## [Data excerpts]

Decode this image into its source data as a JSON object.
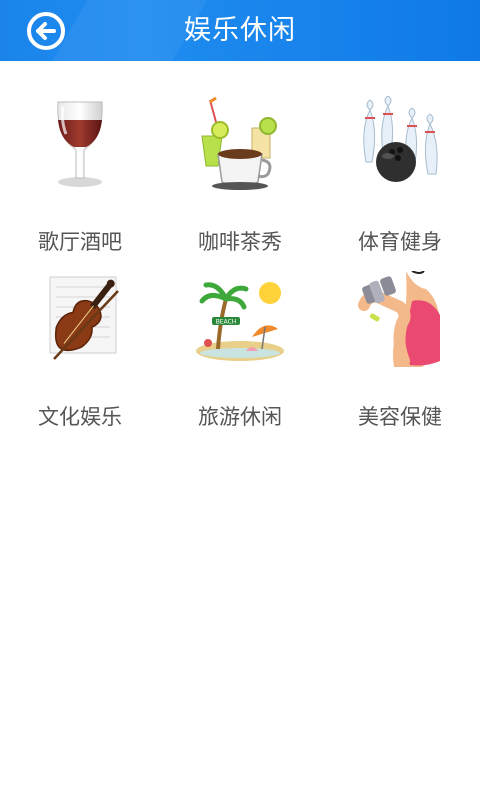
{
  "header": {
    "title": "娱乐休闲",
    "back_icon": "back-arrow-icon",
    "bg_color": "#1a84ea"
  },
  "categories": [
    {
      "label": "歌厅酒吧",
      "icon": "wine-glass-icon"
    },
    {
      "label": "咖啡茶秀",
      "icon": "coffee-drinks-icon"
    },
    {
      "label": "体育健身",
      "icon": "bowling-icon"
    },
    {
      "label": "文化娱乐",
      "icon": "violin-icon"
    },
    {
      "label": "旅游休闲",
      "icon": "beach-icon"
    },
    {
      "label": "美容保健",
      "icon": "fitness-woman-icon"
    }
  ]
}
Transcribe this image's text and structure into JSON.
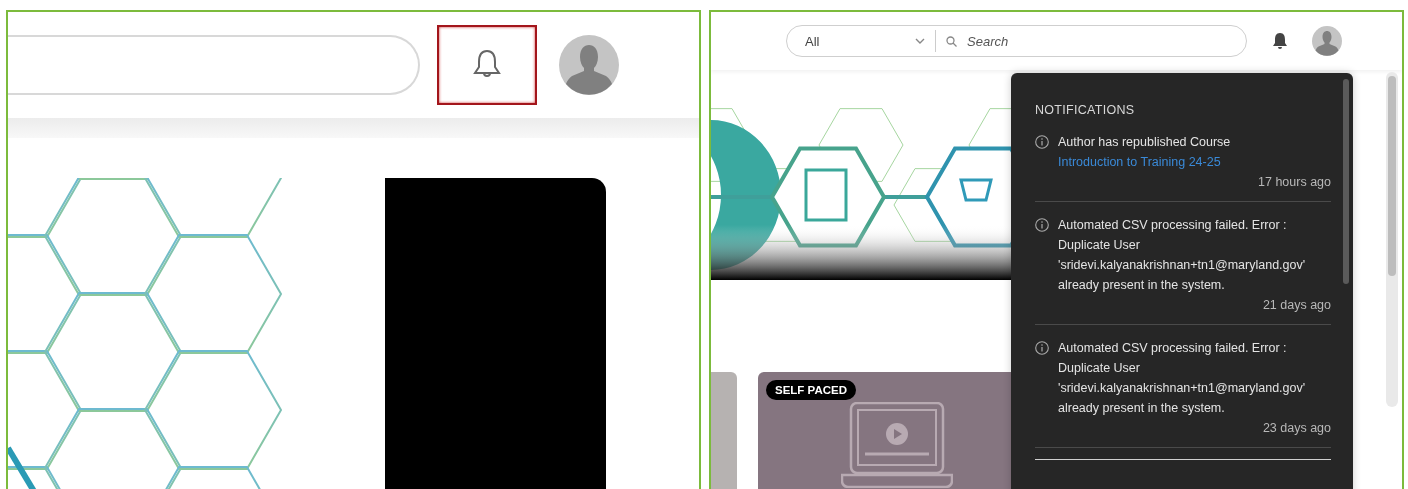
{
  "left_view": {
    "notifications_button": {
      "highlighted": true
    }
  },
  "right_view": {
    "search": {
      "scope": "All",
      "placeholder": "Search"
    },
    "notifications": {
      "title": "NOTIFICATIONS",
      "items": [
        {
          "text": "Author has republished Course ",
          "link": "Introduction to Training 24-25",
          "time": "17 hours ago"
        },
        {
          "text": "Automated CSV processing failed. Error : Duplicate User 'sridevi.kalyanakrishnan+tn1@maryland.gov' already present in the system.",
          "time": "21 days ago"
        },
        {
          "text": "Automated CSV processing failed. Error : Duplicate User 'sridevi.kalyanakrishnan+tn1@maryland.gov' already present in the system.",
          "time": "23 days ago"
        }
      ]
    },
    "course_card": {
      "badge": "SELF PACED"
    }
  }
}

## [OBJECTIVE]
Transcribe every entry word for word, but omit the pictures.

## [SOLUTION]
Decode this image into its source data as a JSON object.
{
  "header": {
    "title": "娱乐休闲",
    "back_icon": "back-arrow-icon",
    "bg_color": "#1a84ea"
  },
  "categories": [
    {
      "label": "歌厅酒吧",
      "icon": "wine-glass-icon"
    },
    {
      "label": "咖啡茶秀",
      "icon": "coffee-drinks-icon"
    },
    {
      "label": "体育健身",
      "icon": "bowling-icon"
    },
    {
      "label": "文化娱乐",
      "icon": "violin-icon"
    },
    {
      "label": "旅游休闲",
      "icon": "beach-icon"
    },
    {
      "label": "美容保健",
      "icon": "fitness-woman-icon"
    }
  ]
}
Transcribe this image's text and structure into JSON.
{
  "left_view": {
    "notifications_button": {
      "highlighted": true
    }
  },
  "right_view": {
    "search": {
      "scope": "All",
      "placeholder": "Search"
    },
    "notifications": {
      "title": "NOTIFICATIONS",
      "items": [
        {
          "text": "Author has republished Course ",
          "link": "Introduction to Training 24-25",
          "time": "17 hours ago"
        },
        {
          "text": "Automated CSV processing failed. Error : Duplicate User 'sridevi.kalyanakrishnan+tn1@maryland.gov' already present in the system.",
          "time": "21 days ago"
        },
        {
          "text": "Automated CSV processing failed. Error : Duplicate User 'sridevi.kalyanakrishnan+tn1@maryland.gov' already present in the system.",
          "time": "23 days ago"
        }
      ]
    },
    "course_card": {
      "badge": "SELF PACED"
    }
  }
}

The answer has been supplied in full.